▶ Stated task
Where does the string "Television" appear in the records? Copy every line that contains it.

▶ Supplied records
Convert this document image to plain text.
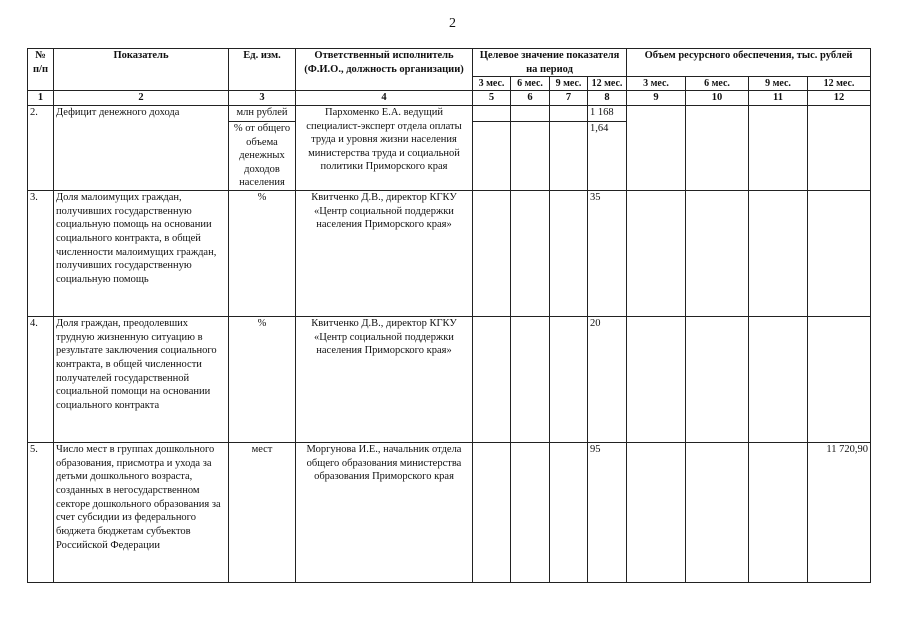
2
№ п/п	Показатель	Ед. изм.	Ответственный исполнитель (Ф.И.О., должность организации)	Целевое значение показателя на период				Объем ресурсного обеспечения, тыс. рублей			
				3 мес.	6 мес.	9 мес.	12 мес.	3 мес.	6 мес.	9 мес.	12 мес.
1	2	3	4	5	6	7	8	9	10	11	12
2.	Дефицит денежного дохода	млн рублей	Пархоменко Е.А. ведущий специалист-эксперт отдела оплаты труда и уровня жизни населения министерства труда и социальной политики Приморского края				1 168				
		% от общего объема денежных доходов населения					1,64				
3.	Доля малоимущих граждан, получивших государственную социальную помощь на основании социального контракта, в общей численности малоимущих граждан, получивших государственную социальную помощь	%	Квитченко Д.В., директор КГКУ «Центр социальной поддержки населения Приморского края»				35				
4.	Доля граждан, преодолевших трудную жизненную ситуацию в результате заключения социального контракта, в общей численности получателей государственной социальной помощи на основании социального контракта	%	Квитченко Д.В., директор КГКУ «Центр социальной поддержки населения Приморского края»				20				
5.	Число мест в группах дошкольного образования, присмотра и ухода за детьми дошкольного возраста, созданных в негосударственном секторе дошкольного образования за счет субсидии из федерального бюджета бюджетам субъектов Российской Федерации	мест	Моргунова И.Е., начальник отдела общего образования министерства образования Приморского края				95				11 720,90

* * *

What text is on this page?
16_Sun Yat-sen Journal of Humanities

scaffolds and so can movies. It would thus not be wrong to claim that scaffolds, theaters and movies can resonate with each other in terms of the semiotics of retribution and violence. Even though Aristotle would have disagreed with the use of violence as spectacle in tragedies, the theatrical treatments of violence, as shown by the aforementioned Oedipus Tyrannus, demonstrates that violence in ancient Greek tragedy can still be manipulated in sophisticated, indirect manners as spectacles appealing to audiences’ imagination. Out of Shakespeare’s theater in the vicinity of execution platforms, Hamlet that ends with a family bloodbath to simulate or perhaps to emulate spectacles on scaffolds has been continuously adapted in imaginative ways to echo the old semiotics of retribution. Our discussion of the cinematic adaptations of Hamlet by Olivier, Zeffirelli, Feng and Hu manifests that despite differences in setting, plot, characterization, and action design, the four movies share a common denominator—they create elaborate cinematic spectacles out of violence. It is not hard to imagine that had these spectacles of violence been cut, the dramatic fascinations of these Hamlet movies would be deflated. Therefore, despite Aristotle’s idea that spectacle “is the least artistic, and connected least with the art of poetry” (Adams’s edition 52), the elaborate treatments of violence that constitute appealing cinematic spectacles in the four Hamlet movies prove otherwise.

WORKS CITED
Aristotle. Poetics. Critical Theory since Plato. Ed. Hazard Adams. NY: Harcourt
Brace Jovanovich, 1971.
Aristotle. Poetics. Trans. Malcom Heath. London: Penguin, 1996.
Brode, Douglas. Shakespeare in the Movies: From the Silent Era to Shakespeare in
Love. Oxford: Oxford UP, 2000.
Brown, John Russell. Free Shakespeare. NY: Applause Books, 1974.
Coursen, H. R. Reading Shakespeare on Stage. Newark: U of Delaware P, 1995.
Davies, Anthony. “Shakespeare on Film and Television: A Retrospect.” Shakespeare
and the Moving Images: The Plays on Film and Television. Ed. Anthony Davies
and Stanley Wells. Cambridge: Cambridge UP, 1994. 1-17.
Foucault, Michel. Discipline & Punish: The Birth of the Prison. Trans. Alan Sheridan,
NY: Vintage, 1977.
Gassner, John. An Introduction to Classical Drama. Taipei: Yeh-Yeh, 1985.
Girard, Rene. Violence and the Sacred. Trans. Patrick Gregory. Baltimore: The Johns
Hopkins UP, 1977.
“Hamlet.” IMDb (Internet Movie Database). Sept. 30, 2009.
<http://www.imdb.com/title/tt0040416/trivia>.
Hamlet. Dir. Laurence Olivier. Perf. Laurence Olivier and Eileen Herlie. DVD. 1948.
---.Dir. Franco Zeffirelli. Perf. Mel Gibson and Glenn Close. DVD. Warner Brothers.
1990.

▶ Finished task
Davies, Anthony. “Shakespeare on Film and Television: A Retrospect.” Shakespeare
and the Moving Images: The Plays on Film and Television. Ed. Anthony Davies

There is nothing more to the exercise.